**Exercise task**: Whenever a line below holds the word "деятельности", copy that line.

**Extracted data**:
——————————

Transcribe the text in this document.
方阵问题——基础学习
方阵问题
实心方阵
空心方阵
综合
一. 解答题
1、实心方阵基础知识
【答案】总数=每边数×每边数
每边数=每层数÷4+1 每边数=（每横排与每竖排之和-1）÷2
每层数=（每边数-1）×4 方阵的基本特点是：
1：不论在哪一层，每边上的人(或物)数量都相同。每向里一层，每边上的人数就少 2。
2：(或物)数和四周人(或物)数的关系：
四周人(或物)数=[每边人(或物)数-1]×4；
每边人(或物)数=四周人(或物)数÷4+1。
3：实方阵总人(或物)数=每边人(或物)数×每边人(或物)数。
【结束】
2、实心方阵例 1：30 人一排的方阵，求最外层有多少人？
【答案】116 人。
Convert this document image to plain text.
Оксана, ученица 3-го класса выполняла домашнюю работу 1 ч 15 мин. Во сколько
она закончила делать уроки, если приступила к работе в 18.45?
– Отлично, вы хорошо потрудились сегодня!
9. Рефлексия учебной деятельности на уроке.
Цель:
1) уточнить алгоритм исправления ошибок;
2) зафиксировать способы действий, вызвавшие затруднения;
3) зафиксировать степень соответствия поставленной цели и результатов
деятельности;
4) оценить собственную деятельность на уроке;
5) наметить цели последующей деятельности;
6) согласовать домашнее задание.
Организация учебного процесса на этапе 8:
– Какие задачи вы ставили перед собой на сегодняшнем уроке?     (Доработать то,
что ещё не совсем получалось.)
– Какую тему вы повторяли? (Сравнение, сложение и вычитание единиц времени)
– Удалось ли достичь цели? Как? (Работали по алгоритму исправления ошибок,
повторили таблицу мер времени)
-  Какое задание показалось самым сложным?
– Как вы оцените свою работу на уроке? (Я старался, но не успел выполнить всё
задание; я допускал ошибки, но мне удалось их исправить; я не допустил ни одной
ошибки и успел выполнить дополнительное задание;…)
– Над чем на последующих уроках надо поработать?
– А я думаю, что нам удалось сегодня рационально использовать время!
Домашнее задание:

——————————

**Output of the exercise**:
9. Рефлексия учебной деятельности на уроке.
деятельности;
5) наметить цели последующей деятельности;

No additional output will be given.